_Given instruction_
Omit every picture, then give all the entries again exactly.

(Extracted records)
------
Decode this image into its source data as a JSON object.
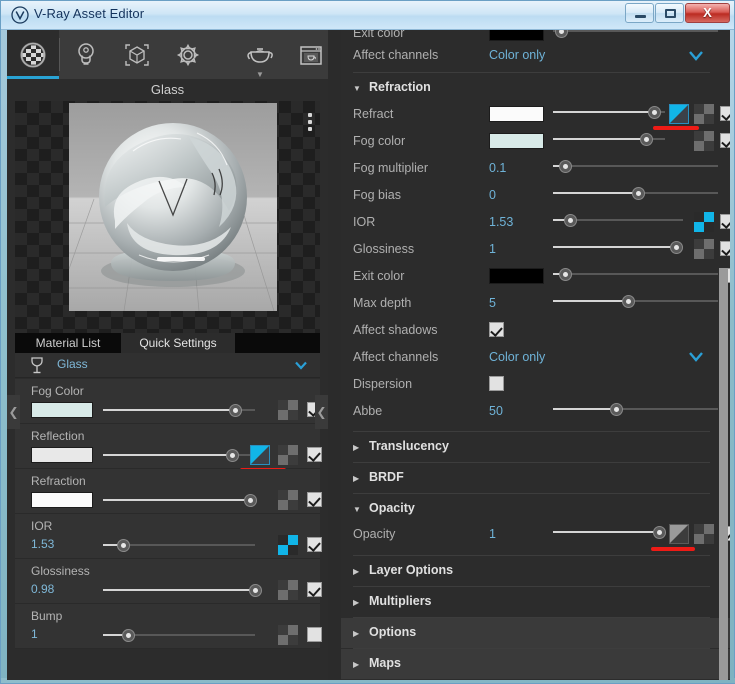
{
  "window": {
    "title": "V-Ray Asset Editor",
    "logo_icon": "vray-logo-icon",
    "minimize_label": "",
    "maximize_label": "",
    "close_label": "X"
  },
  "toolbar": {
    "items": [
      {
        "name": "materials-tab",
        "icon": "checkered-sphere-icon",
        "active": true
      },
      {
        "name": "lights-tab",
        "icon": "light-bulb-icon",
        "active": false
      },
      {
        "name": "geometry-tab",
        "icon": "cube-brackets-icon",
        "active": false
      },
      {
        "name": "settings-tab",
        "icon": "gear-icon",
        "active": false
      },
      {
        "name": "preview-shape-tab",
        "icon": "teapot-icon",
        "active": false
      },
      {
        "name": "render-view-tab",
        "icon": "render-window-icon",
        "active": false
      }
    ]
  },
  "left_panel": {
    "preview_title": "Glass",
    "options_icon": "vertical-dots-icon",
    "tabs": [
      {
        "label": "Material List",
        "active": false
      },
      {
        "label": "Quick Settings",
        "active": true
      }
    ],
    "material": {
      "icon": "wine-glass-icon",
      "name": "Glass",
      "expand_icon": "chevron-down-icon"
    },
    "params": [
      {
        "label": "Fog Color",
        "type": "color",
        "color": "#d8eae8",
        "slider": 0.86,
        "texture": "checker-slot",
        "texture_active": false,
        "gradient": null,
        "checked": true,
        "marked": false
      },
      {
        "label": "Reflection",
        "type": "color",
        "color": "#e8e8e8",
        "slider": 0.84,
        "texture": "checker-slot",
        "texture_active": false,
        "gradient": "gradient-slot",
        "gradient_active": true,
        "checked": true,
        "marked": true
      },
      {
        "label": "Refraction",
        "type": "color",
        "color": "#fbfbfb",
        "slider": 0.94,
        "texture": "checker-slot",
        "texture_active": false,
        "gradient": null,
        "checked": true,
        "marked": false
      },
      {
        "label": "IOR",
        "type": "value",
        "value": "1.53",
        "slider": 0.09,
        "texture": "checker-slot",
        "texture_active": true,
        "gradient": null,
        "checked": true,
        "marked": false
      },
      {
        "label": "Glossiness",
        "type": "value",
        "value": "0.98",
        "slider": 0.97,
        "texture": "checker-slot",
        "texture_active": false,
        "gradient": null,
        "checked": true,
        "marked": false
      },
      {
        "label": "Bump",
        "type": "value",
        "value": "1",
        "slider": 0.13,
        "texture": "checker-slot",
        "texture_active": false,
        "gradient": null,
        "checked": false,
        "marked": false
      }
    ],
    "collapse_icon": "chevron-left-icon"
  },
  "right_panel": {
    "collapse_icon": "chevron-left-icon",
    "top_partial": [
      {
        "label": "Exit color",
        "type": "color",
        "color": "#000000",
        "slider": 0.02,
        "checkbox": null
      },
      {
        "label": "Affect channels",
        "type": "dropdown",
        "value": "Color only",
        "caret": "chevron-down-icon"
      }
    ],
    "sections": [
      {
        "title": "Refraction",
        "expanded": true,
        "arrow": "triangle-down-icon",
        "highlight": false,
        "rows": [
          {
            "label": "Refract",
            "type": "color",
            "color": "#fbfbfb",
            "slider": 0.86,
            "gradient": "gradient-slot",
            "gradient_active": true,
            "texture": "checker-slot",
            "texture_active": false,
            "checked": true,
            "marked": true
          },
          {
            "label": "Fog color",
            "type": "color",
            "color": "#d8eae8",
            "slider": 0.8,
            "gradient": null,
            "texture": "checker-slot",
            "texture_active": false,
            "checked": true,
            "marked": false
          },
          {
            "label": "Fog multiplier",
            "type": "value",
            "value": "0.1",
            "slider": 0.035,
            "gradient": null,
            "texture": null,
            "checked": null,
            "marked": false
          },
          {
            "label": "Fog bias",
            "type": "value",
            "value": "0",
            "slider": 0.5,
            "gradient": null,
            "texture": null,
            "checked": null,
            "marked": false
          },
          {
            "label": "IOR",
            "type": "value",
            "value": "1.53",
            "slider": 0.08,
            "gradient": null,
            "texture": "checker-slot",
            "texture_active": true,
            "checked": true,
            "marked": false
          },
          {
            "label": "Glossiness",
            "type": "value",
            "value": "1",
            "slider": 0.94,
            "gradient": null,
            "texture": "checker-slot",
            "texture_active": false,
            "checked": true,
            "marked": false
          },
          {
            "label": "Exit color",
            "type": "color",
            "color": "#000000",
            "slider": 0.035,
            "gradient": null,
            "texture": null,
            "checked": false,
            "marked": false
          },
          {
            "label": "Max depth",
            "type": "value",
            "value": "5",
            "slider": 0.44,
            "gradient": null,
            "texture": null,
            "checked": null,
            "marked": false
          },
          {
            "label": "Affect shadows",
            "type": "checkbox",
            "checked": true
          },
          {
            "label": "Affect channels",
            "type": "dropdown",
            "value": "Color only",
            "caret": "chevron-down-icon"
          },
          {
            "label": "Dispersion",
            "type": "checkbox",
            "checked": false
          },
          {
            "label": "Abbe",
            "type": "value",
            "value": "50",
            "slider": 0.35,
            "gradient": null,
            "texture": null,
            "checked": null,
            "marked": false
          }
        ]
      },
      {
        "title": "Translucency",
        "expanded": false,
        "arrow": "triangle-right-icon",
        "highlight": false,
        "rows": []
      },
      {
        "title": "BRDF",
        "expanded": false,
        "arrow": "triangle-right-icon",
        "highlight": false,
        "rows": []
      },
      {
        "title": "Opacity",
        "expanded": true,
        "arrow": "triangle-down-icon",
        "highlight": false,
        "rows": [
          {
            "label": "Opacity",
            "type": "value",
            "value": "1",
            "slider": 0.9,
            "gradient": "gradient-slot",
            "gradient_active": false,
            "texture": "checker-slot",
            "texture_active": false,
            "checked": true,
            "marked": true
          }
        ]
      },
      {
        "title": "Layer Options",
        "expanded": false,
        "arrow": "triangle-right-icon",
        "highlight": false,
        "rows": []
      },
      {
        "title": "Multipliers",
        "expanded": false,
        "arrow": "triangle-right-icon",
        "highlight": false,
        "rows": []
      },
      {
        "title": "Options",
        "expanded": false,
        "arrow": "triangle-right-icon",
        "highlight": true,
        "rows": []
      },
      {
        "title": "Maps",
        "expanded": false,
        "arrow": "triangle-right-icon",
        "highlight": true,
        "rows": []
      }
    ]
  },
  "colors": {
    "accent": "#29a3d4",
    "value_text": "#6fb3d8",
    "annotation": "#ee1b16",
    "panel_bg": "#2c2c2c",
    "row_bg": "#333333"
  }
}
------
_Result of this exercise_
Decode this image into its source data as a JSON object.
{
  "window": {
    "title": "V-Ray Asset Editor",
    "logo_icon": "vray-logo-icon",
    "minimize_label": "",
    "maximize_label": "",
    "close_label": "X"
  },
  "toolbar": {
    "items": [
      {
        "name": "materials-tab",
        "icon": "checkered-sphere-icon",
        "active": true
      },
      {
        "name": "lights-tab",
        "icon": "light-bulb-icon",
        "active": false
      },
      {
        "name": "geometry-tab",
        "icon": "cube-brackets-icon",
        "active": false
      },
      {
        "name": "settings-tab",
        "icon": "gear-icon",
        "active": false
      },
      {
        "name": "preview-shape-tab",
        "icon": "teapot-icon",
        "active": false
      },
      {
        "name": "render-view-tab",
        "icon": "render-window-icon",
        "active": false
      }
    ]
  },
  "left_panel": {
    "preview_title": "Glass",
    "options_icon": "vertical-dots-icon",
    "tabs": [
      {
        "label": "Material List",
        "active": false
      },
      {
        "label": "Quick Settings",
        "active": true
      }
    ],
    "material": {
      "icon": "wine-glass-icon",
      "name": "Glass",
      "expand_icon": "chevron-down-icon"
    },
    "params": [
      {
        "label": "Fog Color",
        "type": "color",
        "color": "#d8eae8",
        "slider": 0.86,
        "texture": "checker-slot",
        "texture_active": false,
        "gradient": null,
        "checked": true,
        "marked": false
      },
      {
        "label": "Reflection",
        "type": "color",
        "color": "#e8e8e8",
        "slider": 0.84,
        "texture": "checker-slot",
        "texture_active": false,
        "gradient": "gradient-slot",
        "gradient_active": true,
        "checked": true,
        "marked": true
      },
      {
        "label": "Refraction",
        "type": "color",
        "color": "#fbfbfb",
        "slider": 0.94,
        "texture": "checker-slot",
        "texture_active": false,
        "gradient": null,
        "checked": true,
        "marked": false
      },
      {
        "label": "IOR",
        "type": "value",
        "value": "1.53",
        "slider": 0.09,
        "texture": "checker-slot",
        "texture_active": true,
        "gradient": null,
        "checked": true,
        "marked": false
      },
      {
        "label": "Glossiness",
        "type": "value",
        "value": "0.98",
        "slider": 0.97,
        "texture": "checker-slot",
        "texture_active": false,
        "gradient": null,
        "checked": true,
        "marked": false
      },
      {
        "label": "Bump",
        "type": "value",
        "value": "1",
        "slider": 0.13,
        "texture": "checker-slot",
        "texture_active": false,
        "gradient": null,
        "checked": false,
        "marked": false
      }
    ],
    "collapse_icon": "chevron-left-icon"
  },
  "right_panel": {
    "collapse_icon": "chevron-left-icon",
    "top_partial": [
      {
        "label": "Exit color",
        "type": "color",
        "color": "#000000",
        "slider": 0.02,
        "checkbox": null
      },
      {
        "label": "Affect channels",
        "type": "dropdown",
        "value": "Color only",
        "caret": "chevron-down-icon"
      }
    ],
    "sections": [
      {
        "title": "Refraction",
        "expanded": true,
        "arrow": "triangle-down-icon",
        "highlight": false,
        "rows": [
          {
            "label": "Refract",
            "type": "color",
            "color": "#fbfbfb",
            "slider": 0.86,
            "gradient": "gradient-slot",
            "gradient_active": true,
            "texture": "checker-slot",
            "texture_active": false,
            "checked": true,
            "marked": true
          },
          {
            "label": "Fog color",
            "type": "color",
            "color": "#d8eae8",
            "slider": 0.8,
            "gradient": null,
            "texture": "checker-slot",
            "texture_active": false,
            "checked": true,
            "marked": false
          },
          {
            "label": "Fog multiplier",
            "type": "value",
            "value": "0.1",
            "slider": 0.035,
            "gradient": null,
            "texture": null,
            "checked": null,
            "marked": false
          },
          {
            "label": "Fog bias",
            "type": "value",
            "value": "0",
            "slider": 0.5,
            "gradient": null,
            "texture": null,
            "checked": null,
            "marked": false
          },
          {
            "label": "IOR",
            "type": "value",
            "value": "1.53",
            "slider": 0.08,
            "gradient": null,
            "texture": "checker-slot",
            "texture_active": true,
            "checked": true,
            "marked": false
          },
          {
            "label": "Glossiness",
            "type": "value",
            "value": "1",
            "slider": 0.94,
            "gradient": null,
            "texture": "checker-slot",
            "texture_active": false,
            "checked": true,
            "marked": false
          },
          {
            "label": "Exit color",
            "type": "color",
            "color": "#000000",
            "slider": 0.035,
            "gradient": null,
            "texture": null,
            "checked": false,
            "marked": false
          },
          {
            "label": "Max depth",
            "type": "value",
            "value": "5",
            "slider": 0.44,
            "gradient": null,
            "texture": null,
            "checked": null,
            "marked": false
          },
          {
            "label": "Affect shadows",
            "type": "checkbox",
            "checked": true
          },
          {
            "label": "Affect channels",
            "type": "dropdown",
            "value": "Color only",
            "caret": "chevron-down-icon"
          },
          {
            "label": "Dispersion",
            "type": "checkbox",
            "checked": false
          },
          {
            "label": "Abbe",
            "type": "value",
            "value": "50",
            "slider": 0.35,
            "gradient": null,
            "texture": null,
            "checked": null,
            "marked": false
          }
        ]
      },
      {
        "title": "Translucency",
        "expanded": false,
        "arrow": "triangle-right-icon",
        "highlight": false,
        "rows": []
      },
      {
        "title": "BRDF",
        "expanded": false,
        "arrow": "triangle-right-icon",
        "highlight": false,
        "rows": []
      },
      {
        "title": "Opacity",
        "expanded": true,
        "arrow": "triangle-down-icon",
        "highlight": false,
        "rows": [
          {
            "label": "Opacity",
            "type": "value",
            "value": "1",
            "slider": 0.9,
            "gradient": "gradient-slot",
            "gradient_active": false,
            "texture": "checker-slot",
            "texture_active": false,
            "checked": true,
            "marked": true
          }
        ]
      },
      {
        "title": "Layer Options",
        "expanded": false,
        "arrow": "triangle-right-icon",
        "highlight": false,
        "rows": []
      },
      {
        "title": "Multipliers",
        "expanded": false,
        "arrow": "triangle-right-icon",
        "highlight": false,
        "rows": []
      },
      {
        "title": "Options",
        "expanded": false,
        "arrow": "triangle-right-icon",
        "highlight": true,
        "rows": []
      },
      {
        "title": "Maps",
        "expanded": false,
        "arrow": "triangle-right-icon",
        "highlight": true,
        "rows": []
      }
    ]
  },
  "colors": {
    "accent": "#29a3d4",
    "value_text": "#6fb3d8",
    "annotation": "#ee1b16",
    "panel_bg": "#2c2c2c",
    "row_bg": "#333333"
  }
}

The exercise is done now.